*** EXTRACTED TEXT Section Begins ***

As part of the StoryCorps interview, Slenker shared with Dominguez the challenges her own family has faced, which include homelessness and addiction, and her firsthand experience of the humanitarian impact that design can have. Slenker has endeavored to use her work to give back, and she has volunteered her time on several projects that benefit the community, including in cities such as Boulder, Colo., and in Hartford, Conn.
“I realized how much it would mean to me to share my story,” said Prof. Slenker. “I often only think of myself as the facilitator of my students’ work, and I have never shared my deepest personal motivations for the project. The opportunity to tell my story was very emotional and a bit therapeutic.”
Local libraries, in particular, are spaces that Prof. Slenker is passionate about working with, since they are so crucial to many of a community’s homeless. Her half-brother in Las Vegas faces homelessness, and she has a strong personal investment in helping others who struggle with it.

*** EXTRACTED TEXT Section Ends ***
*** INFORMATION PROVIDED Section Begins ***

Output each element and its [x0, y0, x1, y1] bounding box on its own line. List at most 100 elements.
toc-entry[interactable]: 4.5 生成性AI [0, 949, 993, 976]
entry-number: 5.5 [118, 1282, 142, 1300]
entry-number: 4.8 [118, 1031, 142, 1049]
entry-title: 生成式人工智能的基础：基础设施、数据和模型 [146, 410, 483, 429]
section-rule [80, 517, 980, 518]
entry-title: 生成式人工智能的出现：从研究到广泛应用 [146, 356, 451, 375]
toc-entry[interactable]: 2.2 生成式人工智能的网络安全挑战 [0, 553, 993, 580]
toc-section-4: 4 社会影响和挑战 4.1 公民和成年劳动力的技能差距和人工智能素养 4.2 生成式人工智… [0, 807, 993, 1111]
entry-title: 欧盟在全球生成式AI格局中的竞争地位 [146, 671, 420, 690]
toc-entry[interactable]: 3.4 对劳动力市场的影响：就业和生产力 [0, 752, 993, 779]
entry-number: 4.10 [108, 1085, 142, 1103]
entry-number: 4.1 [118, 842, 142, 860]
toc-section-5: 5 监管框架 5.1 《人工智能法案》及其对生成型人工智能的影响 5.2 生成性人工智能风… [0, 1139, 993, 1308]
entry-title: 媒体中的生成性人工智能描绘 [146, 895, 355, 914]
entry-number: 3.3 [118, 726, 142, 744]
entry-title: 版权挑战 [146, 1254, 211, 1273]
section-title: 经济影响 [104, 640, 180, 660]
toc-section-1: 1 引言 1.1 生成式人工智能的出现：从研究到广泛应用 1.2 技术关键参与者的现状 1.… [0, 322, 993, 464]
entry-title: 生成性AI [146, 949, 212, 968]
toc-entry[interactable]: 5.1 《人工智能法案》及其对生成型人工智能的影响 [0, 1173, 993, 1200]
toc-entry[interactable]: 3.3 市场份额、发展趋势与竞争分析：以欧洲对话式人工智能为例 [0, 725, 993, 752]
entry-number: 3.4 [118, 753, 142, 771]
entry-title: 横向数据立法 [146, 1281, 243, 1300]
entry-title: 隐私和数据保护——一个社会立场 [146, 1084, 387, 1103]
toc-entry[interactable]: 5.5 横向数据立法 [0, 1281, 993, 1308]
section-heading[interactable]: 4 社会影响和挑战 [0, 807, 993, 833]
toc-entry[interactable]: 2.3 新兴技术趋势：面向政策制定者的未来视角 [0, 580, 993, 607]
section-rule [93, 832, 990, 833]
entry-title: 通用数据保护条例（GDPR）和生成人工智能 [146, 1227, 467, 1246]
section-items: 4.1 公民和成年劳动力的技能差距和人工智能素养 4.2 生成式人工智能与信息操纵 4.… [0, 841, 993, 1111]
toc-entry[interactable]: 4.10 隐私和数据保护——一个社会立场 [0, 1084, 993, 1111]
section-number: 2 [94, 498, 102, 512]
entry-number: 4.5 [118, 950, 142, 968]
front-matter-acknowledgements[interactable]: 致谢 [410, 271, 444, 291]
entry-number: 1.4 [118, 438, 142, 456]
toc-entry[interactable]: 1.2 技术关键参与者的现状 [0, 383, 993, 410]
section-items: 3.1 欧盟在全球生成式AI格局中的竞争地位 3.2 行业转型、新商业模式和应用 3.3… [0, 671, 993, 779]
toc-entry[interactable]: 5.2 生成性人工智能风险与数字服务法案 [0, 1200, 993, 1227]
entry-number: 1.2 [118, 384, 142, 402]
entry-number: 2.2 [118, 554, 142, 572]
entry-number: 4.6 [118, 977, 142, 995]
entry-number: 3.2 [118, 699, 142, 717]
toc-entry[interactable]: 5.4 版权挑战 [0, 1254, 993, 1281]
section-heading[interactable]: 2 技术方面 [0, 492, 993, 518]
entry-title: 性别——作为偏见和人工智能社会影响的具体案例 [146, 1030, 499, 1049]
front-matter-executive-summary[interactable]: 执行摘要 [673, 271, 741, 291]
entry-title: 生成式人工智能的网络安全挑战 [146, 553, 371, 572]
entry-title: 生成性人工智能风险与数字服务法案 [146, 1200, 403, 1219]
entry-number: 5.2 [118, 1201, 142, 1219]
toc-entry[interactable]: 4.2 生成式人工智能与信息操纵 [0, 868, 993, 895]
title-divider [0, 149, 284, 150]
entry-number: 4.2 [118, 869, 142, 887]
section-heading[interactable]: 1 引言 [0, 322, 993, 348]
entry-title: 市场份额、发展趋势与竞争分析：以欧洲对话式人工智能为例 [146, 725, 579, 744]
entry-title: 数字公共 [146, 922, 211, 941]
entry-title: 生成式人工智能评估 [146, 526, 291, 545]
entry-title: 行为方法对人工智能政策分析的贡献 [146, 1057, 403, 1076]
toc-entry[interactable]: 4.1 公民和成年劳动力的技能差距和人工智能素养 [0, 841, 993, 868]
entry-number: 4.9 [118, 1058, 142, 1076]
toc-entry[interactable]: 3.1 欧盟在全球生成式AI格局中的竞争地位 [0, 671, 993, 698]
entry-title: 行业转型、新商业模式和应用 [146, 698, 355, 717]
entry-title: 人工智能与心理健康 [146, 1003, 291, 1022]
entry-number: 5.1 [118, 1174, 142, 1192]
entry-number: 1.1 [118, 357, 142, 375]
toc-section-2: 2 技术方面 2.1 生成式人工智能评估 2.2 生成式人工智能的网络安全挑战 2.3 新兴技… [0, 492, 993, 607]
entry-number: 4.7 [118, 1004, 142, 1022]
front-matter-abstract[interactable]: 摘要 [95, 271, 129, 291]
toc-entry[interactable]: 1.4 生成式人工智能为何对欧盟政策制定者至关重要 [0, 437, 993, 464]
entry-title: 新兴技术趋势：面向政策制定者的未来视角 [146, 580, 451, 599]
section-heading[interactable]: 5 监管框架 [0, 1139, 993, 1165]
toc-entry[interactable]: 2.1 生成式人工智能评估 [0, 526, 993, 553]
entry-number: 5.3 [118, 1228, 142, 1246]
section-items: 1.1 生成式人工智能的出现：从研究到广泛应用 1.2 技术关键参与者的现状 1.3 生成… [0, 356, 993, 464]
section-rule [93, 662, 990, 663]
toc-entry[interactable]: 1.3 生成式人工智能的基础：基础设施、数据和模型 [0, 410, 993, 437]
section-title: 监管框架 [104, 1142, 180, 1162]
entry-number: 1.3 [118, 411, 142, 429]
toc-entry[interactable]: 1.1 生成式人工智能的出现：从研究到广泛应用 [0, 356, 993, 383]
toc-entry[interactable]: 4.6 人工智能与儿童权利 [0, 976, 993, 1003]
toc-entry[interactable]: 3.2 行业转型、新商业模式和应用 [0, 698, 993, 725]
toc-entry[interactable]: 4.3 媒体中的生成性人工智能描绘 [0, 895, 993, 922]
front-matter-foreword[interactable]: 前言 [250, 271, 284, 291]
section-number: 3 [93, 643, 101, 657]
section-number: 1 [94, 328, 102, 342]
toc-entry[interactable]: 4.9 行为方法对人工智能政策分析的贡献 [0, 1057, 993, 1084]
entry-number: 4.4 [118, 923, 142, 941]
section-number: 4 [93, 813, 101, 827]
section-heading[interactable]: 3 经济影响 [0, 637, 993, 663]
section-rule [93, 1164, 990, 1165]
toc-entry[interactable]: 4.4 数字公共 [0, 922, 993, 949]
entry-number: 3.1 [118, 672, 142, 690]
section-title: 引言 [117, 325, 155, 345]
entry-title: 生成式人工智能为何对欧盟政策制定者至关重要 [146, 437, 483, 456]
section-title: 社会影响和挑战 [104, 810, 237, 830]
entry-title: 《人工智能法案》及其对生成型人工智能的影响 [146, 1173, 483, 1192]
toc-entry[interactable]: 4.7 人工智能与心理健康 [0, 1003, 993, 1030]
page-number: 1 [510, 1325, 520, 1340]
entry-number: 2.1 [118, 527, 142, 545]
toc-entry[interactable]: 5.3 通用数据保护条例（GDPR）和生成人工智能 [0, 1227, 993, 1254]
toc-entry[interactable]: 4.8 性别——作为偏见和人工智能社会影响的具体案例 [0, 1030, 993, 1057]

*** INFORMATION PROVIDED Section Ends ***

* _WORK INSTRUCTION A_
According to the text about Prof. Slenker's StoryCorps interview, why is she passionate about working with local libraries? Answer in one to three sentences.
* _WORK INSTRUCTION B_
From the text about Prof. Slenker, return word for word the part that opens with the words "As part of the" and closes with "in Hartford, Conn.".

* _EXERCISE SOLUTION A_
Local libraries are so crucial to many of a community's homeless. She also has a strong personal investment in helping people who struggle with homelessness, because her half-brother in Las Vegas faces it.

* _EXERCISE SOLUTION B_
As part of the StoryCorps interview, Slenker shared with Dominguez the challenges her own family has faced, which include homelessness and addiction, and her firsthand experience of the humanitarian impact that design can have. Slenker has endeavored to use her work to give back, and she has volunteered her time on several projects that benefit the community, including in cities such as Boulder, Colo., and in Hartford, Conn.